== REQUEST ==
Your answer should be a single number: the count of lines that include the word "MySQL".

Dataset excerpt:
::::::::::

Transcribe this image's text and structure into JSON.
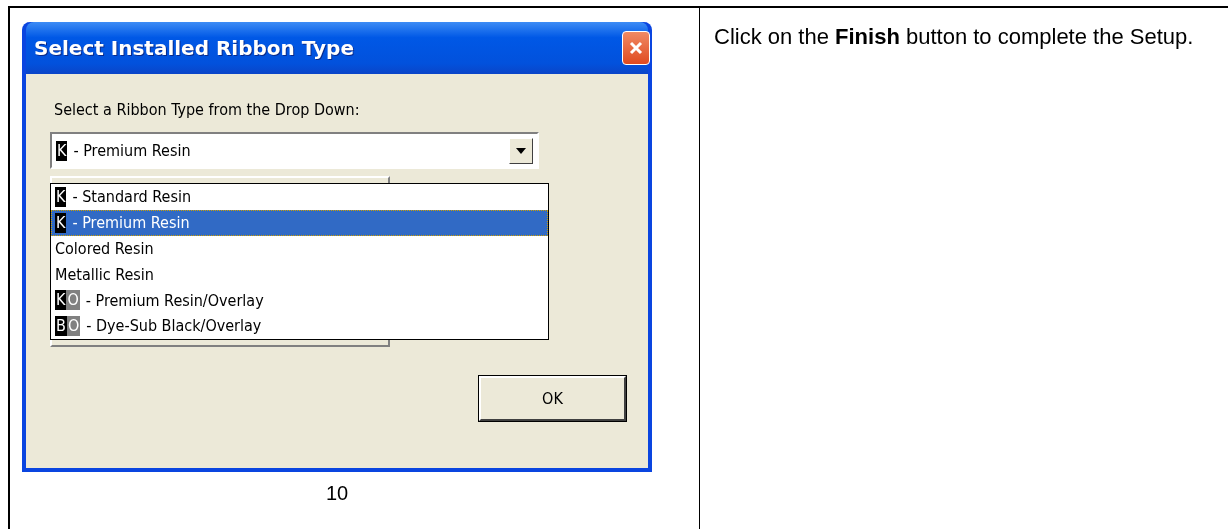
{
  "dialog": {
    "title": "Select Installed Ribbon Type",
    "prompt": "Select a Ribbon Type from the Drop Down:",
    "combo": {
      "codes": [
        {
          "letter": "K",
          "color": "#000000"
        }
      ],
      "value": "- Premium Resin",
      "expanded": true
    },
    "options": [
      {
        "codes": [
          {
            "letter": "K",
            "color": "#000000"
          }
        ],
        "label": "- Standard Resin",
        "selected": false
      },
      {
        "codes": [
          {
            "letter": "K",
            "color": "#000000"
          }
        ],
        "label": "- Premium Resin",
        "selected": true
      },
      {
        "label": "Colored Resin",
        "selected": false
      },
      {
        "label": "Metallic Resin",
        "selected": false
      },
      {
        "codes": [
          {
            "letter": "K",
            "color": "#000000"
          },
          {
            "letter": "O",
            "color": "#808080"
          }
        ],
        "label": "- Premium Resin/Overlay",
        "selected": false
      },
      {
        "codes": [
          {
            "letter": "B",
            "color": "#000000"
          },
          {
            "letter": "O",
            "color": "#808080"
          }
        ],
        "label": "- Dye-Sub Black/Overlay",
        "selected": false
      }
    ],
    "buttons": [
      {
        "label": "OK"
      }
    ]
  },
  "page": {
    "number": "10",
    "instruction": "Click on the **Finish** button to complete the Setup."
  }
}
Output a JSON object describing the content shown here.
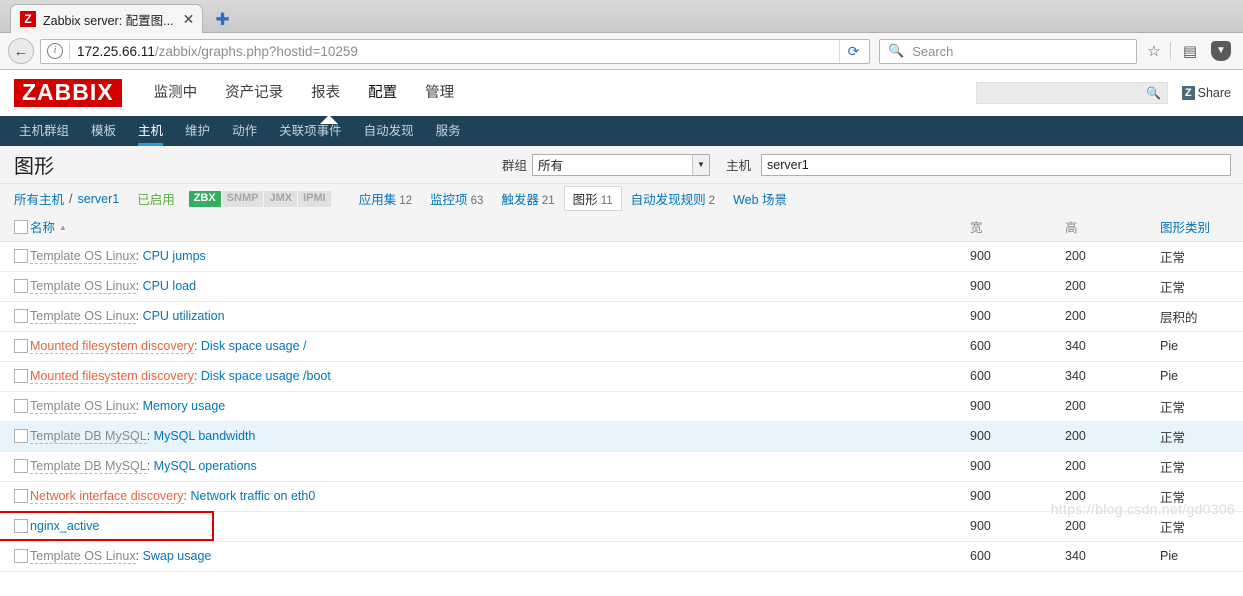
{
  "browser": {
    "tab": {
      "favicon_letter": "Z",
      "title": "Zabbix server: 配置图...",
      "close_label": "✕"
    },
    "new_tab_label": "✚",
    "back_label": "←",
    "url_host": "172.25.66.11",
    "url_path": "/zabbix/graphs.php?hostid=10259",
    "url_full": "172.25.66.11/zabbix/graphs.php?hostid=10259",
    "info_label": "i",
    "reload_label": "⟳",
    "search_placeholder": "Search",
    "search_value": "",
    "bookmark_label": "☆",
    "library_label": "▤",
    "pocket_label": "▼"
  },
  "zabbix": {
    "logo": "ZABBIX",
    "menu": [
      {
        "label": "监测中",
        "active": false
      },
      {
        "label": "资产记录",
        "active": false
      },
      {
        "label": "报表",
        "active": false
      },
      {
        "label": "配置",
        "active": true
      },
      {
        "label": "管理",
        "active": false
      }
    ],
    "global_search": {
      "value": "",
      "placeholder": ""
    },
    "share": {
      "badge": "Z",
      "label": "Share"
    },
    "subnav": [
      {
        "label": "主机群组",
        "active": false
      },
      {
        "label": "模板",
        "active": false
      },
      {
        "label": "主机",
        "active": true
      },
      {
        "label": "维护",
        "active": false
      },
      {
        "label": "动作",
        "active": false
      },
      {
        "label": "关联项事件",
        "active": false
      },
      {
        "label": "自动发现",
        "active": false
      },
      {
        "label": "服务",
        "active": false
      }
    ],
    "page_title": "图形",
    "filter": {
      "group_label": "群组",
      "group_value": "所有",
      "host_label": "主机",
      "host_value": "server1"
    },
    "breadcrumb": {
      "all_hosts": "所有主机",
      "separator": "/",
      "host": "server1",
      "status": "已启用",
      "badges": [
        {
          "label": "ZBX",
          "enabled": true
        },
        {
          "label": "SNMP",
          "enabled": false
        },
        {
          "label": "JMX",
          "enabled": false
        },
        {
          "label": "IPMI",
          "enabled": false
        }
      ],
      "tabs": [
        {
          "label": "应用集",
          "count": "12",
          "selected": false
        },
        {
          "label": "监控项",
          "count": "63",
          "selected": false
        },
        {
          "label": "触发器",
          "count": "21",
          "selected": false
        },
        {
          "label": "图形",
          "count": "11",
          "selected": true
        },
        {
          "label": "自动发现规则",
          "count": "2",
          "selected": false
        },
        {
          "label": "Web 场景",
          "count": "",
          "selected": false
        }
      ]
    },
    "table": {
      "headers": {
        "name": "名称",
        "sort_arrow": "▲",
        "width": "宽",
        "height": "高",
        "type": "图形类别"
      },
      "rows": [
        {
          "prefix": "Template OS Linux",
          "prefix_kind": "template",
          "sep": ":",
          "name": "CPU jumps",
          "width": "900",
          "height": "200",
          "type": "正常",
          "hover": false,
          "marked": false
        },
        {
          "prefix": "Template OS Linux",
          "prefix_kind": "template",
          "sep": ":",
          "name": "CPU load",
          "width": "900",
          "height": "200",
          "type": "正常",
          "hover": false,
          "marked": false
        },
        {
          "prefix": "Template OS Linux",
          "prefix_kind": "template",
          "sep": ":",
          "name": "CPU utilization",
          "width": "900",
          "height": "200",
          "type": "层积的",
          "hover": false,
          "marked": false
        },
        {
          "prefix": "Mounted filesystem discovery",
          "prefix_kind": "discovery",
          "sep": ":",
          "name": "Disk space usage /",
          "width": "600",
          "height": "340",
          "type": "Pie",
          "hover": false,
          "marked": false
        },
        {
          "prefix": "Mounted filesystem discovery",
          "prefix_kind": "discovery",
          "sep": ":",
          "name": "Disk space usage /boot",
          "width": "600",
          "height": "340",
          "type": "Pie",
          "hover": false,
          "marked": false
        },
        {
          "prefix": "Template OS Linux",
          "prefix_kind": "template",
          "sep": ":",
          "name": "Memory usage",
          "width": "900",
          "height": "200",
          "type": "正常",
          "hover": false,
          "marked": false
        },
        {
          "prefix": "Template DB MySQL",
          "prefix_kind": "template",
          "sep": ":",
          "name": "MySQL bandwidth",
          "width": "900",
          "height": "200",
          "type": "正常",
          "hover": true,
          "marked": false
        },
        {
          "prefix": "Template DB MySQL",
          "prefix_kind": "template",
          "sep": ":",
          "name": "MySQL operations",
          "width": "900",
          "height": "200",
          "type": "正常",
          "hover": false,
          "marked": false
        },
        {
          "prefix": "Network interface discovery",
          "prefix_kind": "discovery",
          "sep": ":",
          "name": "Network traffic on eth0",
          "width": "900",
          "height": "200",
          "type": "正常",
          "hover": false,
          "marked": false
        },
        {
          "prefix": "",
          "prefix_kind": "none",
          "sep": "",
          "name": "nginx_active",
          "width": "900",
          "height": "200",
          "type": "正常",
          "hover": false,
          "marked": true
        },
        {
          "prefix": "Template OS Linux",
          "prefix_kind": "template",
          "sep": ":",
          "name": "Swap usage",
          "width": "600",
          "height": "340",
          "type": "Pie",
          "hover": false,
          "marked": false
        }
      ]
    }
  },
  "watermark": "https://blog.csdn.net/gd0306",
  "colors": {
    "brand_red": "#d40000",
    "subnav_bg": "#1f4257",
    "link_blue": "#0275b8",
    "accent_blue": "#2e9ada",
    "discovery_orange": "#e8633a",
    "enabled_green": "#5aac44",
    "badge_green": "#34ae61",
    "mark_red": "#e10000",
    "row_hover": "#e8f4fb"
  }
}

::::::::::

== EXPECTED OUTPUT ==
4